Stored records -
════════
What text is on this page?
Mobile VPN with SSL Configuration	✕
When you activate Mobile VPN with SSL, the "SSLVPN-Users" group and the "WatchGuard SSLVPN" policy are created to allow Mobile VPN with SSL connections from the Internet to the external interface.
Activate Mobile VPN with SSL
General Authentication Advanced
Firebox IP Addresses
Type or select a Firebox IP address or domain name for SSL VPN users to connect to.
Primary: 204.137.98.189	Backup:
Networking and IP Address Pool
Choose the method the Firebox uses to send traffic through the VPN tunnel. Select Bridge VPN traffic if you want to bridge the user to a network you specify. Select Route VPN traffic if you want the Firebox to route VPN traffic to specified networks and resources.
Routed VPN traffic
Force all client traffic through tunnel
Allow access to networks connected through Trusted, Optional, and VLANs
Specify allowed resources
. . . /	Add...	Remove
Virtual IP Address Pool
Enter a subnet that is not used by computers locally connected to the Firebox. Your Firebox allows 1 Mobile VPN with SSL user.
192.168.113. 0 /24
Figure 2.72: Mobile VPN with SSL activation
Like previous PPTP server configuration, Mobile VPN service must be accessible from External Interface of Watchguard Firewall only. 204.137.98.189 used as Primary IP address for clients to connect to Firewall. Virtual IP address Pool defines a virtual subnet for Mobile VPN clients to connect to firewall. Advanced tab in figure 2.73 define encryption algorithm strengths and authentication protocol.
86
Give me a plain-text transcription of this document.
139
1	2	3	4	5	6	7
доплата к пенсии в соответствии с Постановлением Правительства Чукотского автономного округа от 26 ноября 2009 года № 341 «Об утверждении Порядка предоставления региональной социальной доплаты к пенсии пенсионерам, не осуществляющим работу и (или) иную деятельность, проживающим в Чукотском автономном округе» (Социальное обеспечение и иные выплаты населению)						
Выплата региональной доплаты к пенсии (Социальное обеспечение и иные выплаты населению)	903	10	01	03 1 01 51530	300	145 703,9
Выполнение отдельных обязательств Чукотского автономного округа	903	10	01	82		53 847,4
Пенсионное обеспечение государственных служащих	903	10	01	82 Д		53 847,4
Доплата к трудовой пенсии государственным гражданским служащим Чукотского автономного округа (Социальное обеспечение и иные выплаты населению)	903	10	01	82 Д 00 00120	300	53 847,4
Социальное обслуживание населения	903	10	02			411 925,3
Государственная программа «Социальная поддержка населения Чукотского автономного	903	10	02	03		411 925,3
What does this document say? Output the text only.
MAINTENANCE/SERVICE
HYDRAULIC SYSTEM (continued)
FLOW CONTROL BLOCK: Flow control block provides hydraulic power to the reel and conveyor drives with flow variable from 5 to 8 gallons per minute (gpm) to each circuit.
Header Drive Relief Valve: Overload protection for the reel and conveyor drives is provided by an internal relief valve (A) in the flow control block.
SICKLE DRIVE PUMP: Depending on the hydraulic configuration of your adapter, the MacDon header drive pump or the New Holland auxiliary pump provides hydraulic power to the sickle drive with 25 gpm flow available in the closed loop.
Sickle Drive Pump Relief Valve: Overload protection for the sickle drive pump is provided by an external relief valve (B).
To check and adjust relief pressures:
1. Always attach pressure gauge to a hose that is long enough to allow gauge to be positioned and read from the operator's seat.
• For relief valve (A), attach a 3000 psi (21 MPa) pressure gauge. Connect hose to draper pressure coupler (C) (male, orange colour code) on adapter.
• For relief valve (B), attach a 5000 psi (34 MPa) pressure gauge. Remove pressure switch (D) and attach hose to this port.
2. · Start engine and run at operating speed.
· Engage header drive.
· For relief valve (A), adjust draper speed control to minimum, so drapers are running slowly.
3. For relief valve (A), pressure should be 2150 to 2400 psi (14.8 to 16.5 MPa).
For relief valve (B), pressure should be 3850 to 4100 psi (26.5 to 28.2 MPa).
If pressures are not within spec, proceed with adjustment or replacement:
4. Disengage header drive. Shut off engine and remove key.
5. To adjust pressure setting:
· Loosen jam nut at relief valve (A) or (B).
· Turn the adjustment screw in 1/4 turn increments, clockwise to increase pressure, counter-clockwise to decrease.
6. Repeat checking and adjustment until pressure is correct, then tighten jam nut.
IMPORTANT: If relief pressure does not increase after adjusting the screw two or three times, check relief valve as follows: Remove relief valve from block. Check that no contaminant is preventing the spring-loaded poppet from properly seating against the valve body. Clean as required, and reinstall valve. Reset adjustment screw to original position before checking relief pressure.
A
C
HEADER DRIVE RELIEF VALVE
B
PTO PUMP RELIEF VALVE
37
════════
WHAT THIS TASK INVOLVES - Scan the material above. Return every line containing the string "screw".

SOLUTION TO THIS TASK -
· Turn the adjustment screw in 1/4 turn increments, clockwise to increase pressure, counter-clockwise to decrease.
IMPORTANT: If relief pressure does not increase after adjusting the screw two or three times, check relief valve as follows: Remove relief valve from block. Check that no contaminant is preventing the spring-loaded poppet from properly seating against the valve body. Clean as required, and reinstall valve. Reset adjustment screw to original position before checking relief pressure.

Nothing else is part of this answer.